SET TASK
Copy out all lines that hold "true".

THE DATA
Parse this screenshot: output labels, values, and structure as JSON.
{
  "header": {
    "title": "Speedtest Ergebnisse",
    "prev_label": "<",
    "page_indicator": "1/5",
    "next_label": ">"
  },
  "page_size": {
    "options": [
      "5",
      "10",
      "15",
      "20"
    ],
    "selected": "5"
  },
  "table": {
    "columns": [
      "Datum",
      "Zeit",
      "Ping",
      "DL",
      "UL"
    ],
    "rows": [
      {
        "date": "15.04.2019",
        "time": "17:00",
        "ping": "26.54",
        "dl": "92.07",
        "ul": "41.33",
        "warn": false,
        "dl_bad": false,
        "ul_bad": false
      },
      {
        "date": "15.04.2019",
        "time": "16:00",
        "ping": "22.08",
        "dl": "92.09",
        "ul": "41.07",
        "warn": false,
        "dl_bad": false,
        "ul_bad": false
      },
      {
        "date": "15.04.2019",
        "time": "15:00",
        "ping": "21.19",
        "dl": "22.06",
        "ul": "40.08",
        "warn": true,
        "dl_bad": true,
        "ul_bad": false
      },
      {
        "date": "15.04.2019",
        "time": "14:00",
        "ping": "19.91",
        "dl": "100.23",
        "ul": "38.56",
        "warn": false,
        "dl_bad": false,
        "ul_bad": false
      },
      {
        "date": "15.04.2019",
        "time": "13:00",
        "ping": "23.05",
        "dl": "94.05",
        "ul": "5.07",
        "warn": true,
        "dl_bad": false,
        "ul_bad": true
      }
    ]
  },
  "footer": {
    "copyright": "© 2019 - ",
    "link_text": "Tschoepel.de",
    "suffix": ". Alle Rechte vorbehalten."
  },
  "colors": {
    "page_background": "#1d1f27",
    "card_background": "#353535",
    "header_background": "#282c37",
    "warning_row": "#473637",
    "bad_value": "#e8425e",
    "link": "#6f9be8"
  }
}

RESULT BELOW
        "warn": true,
        "dl_bad": true,
        "warn": true,
        "ul_bad": true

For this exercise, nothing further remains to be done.